Your instructions ▸ How many lines of these entries include the string "recommended"? State the number alone.

Dataset records ▸
------------

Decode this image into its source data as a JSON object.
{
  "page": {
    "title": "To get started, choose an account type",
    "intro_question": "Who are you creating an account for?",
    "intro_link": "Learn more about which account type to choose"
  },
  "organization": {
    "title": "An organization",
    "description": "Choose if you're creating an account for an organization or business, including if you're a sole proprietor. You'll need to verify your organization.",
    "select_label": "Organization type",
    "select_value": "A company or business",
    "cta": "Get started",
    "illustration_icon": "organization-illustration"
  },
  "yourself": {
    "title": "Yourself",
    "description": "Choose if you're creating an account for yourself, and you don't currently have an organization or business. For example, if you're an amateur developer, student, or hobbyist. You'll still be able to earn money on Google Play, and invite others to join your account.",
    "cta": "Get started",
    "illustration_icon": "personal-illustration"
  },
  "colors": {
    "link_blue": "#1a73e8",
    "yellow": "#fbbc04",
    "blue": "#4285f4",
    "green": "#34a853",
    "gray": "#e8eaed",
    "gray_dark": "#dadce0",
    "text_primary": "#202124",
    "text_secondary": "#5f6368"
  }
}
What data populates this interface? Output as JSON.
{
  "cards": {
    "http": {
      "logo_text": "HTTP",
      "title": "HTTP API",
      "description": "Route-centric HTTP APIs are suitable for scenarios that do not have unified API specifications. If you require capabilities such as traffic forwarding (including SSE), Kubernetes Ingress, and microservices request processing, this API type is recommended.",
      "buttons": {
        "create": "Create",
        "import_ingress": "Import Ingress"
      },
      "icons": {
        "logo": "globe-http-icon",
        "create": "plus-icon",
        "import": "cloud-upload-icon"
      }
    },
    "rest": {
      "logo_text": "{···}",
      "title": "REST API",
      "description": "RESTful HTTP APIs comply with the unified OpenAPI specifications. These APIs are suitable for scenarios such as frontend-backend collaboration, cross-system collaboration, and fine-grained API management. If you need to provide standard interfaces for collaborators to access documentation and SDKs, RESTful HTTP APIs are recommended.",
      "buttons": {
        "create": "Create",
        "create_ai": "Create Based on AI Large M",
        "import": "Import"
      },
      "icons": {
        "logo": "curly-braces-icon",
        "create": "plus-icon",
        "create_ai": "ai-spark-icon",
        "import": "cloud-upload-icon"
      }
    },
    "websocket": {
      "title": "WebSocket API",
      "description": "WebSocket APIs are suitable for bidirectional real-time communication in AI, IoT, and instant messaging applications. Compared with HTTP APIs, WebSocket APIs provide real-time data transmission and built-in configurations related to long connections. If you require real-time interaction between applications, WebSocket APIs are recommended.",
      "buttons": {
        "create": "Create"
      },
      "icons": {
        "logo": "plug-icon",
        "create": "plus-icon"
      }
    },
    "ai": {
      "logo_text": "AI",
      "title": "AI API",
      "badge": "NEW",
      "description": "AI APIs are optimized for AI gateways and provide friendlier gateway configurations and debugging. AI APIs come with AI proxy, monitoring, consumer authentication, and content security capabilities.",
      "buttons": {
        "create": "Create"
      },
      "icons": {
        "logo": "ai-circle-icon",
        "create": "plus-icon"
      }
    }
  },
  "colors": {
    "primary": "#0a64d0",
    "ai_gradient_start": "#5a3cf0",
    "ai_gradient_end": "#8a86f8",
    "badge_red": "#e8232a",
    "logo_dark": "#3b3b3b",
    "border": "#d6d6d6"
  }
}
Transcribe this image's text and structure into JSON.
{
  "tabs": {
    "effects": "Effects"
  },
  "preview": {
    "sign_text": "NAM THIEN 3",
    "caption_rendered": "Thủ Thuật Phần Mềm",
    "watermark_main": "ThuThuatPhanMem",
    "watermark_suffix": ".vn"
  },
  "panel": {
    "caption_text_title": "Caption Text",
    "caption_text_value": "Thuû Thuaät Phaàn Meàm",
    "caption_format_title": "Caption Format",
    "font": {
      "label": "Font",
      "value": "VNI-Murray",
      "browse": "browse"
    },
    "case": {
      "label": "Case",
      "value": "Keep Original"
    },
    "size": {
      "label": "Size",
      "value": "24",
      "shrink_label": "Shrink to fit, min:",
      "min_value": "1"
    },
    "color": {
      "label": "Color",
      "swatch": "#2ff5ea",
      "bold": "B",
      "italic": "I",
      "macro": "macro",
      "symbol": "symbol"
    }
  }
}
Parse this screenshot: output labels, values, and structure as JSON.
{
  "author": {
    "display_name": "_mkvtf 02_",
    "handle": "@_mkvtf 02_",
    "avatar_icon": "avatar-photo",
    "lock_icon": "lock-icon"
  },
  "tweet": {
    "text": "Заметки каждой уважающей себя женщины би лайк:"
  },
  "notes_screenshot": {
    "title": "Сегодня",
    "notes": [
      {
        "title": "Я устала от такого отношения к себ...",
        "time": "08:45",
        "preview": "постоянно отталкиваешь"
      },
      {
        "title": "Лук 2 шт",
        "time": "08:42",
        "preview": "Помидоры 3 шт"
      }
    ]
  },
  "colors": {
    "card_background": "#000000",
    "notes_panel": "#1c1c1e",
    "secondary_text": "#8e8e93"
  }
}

------------

Final result ▸ 3